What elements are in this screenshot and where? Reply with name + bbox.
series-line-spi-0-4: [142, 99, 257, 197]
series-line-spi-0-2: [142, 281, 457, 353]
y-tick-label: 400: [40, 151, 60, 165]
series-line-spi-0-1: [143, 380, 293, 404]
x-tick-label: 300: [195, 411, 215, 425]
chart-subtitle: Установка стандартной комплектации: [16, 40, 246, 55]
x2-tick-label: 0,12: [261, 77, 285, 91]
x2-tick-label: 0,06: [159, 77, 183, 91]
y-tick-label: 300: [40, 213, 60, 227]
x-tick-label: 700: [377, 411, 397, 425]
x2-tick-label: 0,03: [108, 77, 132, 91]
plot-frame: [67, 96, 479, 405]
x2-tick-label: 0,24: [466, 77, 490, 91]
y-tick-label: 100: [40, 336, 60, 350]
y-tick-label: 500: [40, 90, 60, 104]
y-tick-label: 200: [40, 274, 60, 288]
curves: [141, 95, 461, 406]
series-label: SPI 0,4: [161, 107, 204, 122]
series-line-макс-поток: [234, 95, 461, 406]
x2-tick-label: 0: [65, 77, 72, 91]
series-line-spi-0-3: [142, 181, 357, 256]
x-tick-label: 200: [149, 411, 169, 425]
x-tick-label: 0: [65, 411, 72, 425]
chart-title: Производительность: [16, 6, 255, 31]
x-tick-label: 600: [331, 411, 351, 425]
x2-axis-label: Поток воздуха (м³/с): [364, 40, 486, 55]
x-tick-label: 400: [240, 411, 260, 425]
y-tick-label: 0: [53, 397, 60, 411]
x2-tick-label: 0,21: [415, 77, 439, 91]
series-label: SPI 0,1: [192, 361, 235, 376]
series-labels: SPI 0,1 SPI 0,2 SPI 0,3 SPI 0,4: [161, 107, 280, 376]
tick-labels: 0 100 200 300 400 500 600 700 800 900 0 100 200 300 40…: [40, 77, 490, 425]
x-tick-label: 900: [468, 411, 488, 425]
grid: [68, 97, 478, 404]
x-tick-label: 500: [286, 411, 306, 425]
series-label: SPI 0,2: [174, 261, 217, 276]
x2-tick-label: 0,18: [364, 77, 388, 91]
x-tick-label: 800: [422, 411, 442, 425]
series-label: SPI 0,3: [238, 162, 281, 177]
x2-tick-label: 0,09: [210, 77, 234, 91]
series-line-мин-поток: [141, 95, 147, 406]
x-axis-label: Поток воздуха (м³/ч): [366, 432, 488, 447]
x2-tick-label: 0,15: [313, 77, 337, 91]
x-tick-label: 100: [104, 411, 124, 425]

Work to do :: Can you write out the records again from the first line through the line containing "plot-frame: [67, 96, 479, 405]", swapping "y-tick-label" for "left-tick-label" and leaving everything else as it is?

Output below ::
What elements are in this screenshot and where? Reply with name + bbox.
series-line-spi-0-4: [142, 99, 257, 197]
series-line-spi-0-2: [142, 281, 457, 353]
left-tick-label: 400: [40, 151, 60, 165]
series-line-spi-0-1: [143, 380, 293, 404]
x-tick-label: 300: [195, 411, 215, 425]
chart-subtitle: Установка стандартной комплектации: [16, 40, 246, 55]
x2-tick-label: 0,12: [261, 77, 285, 91]
x2-tick-label: 0,06: [159, 77, 183, 91]
left-tick-label: 300: [40, 213, 60, 227]
x-tick-label: 700: [377, 411, 397, 425]
x2-tick-label: 0,03: [108, 77, 132, 91]
plot-frame: [67, 96, 479, 405]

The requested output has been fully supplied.